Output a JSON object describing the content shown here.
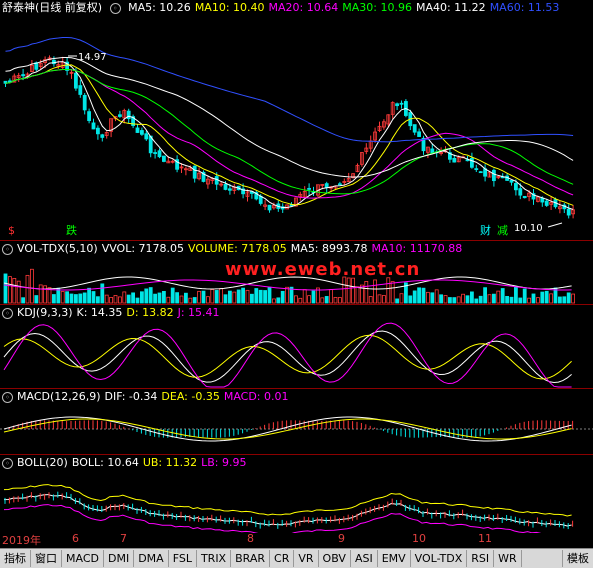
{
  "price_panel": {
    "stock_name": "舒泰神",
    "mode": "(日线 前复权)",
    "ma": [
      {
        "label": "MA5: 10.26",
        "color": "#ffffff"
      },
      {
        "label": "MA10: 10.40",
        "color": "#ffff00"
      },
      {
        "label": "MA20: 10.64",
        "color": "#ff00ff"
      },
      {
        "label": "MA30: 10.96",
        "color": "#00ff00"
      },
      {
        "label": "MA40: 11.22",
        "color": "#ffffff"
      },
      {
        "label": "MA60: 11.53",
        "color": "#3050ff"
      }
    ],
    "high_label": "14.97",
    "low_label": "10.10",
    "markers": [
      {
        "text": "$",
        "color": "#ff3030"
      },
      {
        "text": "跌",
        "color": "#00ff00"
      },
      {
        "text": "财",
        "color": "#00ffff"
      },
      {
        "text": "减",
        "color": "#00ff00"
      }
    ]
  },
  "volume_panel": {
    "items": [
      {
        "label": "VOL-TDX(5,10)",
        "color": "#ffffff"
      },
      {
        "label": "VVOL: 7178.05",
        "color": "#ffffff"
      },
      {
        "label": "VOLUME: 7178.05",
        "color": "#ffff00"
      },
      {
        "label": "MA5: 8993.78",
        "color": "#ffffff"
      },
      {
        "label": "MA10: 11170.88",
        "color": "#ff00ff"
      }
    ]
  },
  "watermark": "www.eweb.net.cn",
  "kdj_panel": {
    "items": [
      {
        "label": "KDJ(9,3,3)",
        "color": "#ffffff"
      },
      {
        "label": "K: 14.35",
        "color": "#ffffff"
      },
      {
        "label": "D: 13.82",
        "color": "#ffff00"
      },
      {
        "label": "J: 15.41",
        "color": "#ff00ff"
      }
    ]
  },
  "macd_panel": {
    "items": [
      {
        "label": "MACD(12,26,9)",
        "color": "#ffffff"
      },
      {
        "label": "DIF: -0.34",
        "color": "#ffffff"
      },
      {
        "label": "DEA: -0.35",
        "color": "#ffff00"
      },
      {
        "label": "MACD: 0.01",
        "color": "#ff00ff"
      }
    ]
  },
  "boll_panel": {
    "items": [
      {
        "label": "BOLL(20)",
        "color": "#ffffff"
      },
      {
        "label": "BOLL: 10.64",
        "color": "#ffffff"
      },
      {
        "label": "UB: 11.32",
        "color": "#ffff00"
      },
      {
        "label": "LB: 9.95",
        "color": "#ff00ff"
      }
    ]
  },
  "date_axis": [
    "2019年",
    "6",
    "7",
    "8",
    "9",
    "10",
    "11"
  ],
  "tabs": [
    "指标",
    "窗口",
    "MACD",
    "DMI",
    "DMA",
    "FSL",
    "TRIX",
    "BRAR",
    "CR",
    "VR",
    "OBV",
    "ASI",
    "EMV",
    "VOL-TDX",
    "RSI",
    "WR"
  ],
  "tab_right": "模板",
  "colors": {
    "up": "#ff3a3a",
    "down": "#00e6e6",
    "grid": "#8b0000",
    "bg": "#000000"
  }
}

---

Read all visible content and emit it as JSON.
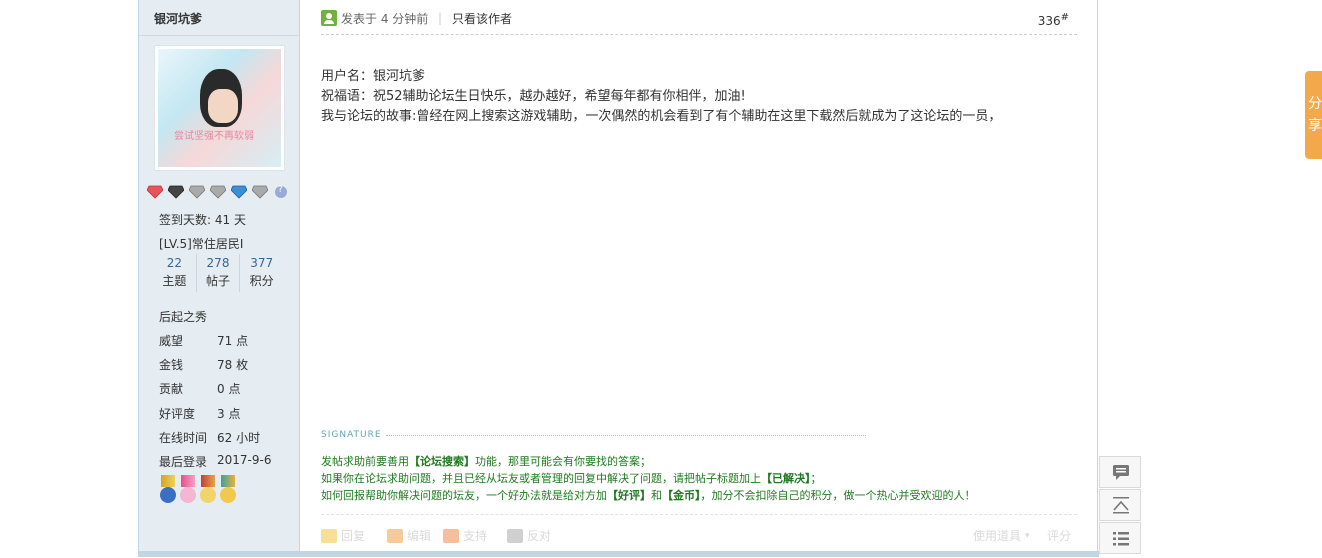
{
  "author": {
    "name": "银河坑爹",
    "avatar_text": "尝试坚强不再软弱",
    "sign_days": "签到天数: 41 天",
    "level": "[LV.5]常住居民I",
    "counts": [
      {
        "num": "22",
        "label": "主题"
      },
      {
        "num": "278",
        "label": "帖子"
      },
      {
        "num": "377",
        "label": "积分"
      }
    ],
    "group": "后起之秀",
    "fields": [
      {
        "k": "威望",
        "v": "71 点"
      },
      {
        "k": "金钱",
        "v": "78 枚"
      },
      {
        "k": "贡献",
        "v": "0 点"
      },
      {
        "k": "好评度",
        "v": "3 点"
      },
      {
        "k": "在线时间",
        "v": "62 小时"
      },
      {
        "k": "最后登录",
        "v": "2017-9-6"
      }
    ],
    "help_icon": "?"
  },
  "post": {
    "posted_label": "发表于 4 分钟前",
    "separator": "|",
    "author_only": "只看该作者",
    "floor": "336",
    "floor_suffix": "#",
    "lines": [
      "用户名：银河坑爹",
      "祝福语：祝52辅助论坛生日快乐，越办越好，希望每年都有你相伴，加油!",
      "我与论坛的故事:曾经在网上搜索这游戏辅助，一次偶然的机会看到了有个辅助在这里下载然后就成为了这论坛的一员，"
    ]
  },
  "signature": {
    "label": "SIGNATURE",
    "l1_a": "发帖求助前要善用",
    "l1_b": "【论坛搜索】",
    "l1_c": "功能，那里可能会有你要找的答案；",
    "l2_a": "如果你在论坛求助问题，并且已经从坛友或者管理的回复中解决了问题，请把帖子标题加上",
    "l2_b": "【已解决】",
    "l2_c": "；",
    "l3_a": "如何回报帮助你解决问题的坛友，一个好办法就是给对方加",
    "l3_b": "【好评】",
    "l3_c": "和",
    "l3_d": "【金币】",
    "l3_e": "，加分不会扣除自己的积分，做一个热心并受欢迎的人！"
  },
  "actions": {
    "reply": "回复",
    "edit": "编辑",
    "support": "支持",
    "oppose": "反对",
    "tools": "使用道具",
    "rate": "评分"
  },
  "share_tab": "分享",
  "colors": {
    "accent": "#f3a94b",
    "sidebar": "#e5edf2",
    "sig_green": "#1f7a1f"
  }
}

■ **Given instruction**:
Make a copy of each line that contains the string "JSON".

■ **Exercise result**:
Output a JSON object describing the content shown here.
Read all visible content and emit it as JSON.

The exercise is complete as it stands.